_What is required_
Below is a set of records; print all of them exactly as written.

_Extracted entries_

== == ==

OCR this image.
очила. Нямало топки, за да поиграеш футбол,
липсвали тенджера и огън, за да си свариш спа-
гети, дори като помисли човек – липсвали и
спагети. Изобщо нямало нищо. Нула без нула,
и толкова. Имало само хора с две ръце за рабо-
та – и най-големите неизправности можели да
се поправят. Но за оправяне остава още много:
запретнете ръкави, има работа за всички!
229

== == ==

_Result_
OCR this image.
очила. Нямало топки, за да поиграеш футбол,
липсвали тенджера и огън, за да си свариш спа-
гети, дори като помисли човек – липсвали и
спагети. Изобщо нямало нищо. Нула без нула,
и толкова. Имало само хора с две ръце за рабо-
та – и най-големите неизправности можели да
се поправят. Но за оправяне остава още много:
запретнете ръкави, има работа за всички!
229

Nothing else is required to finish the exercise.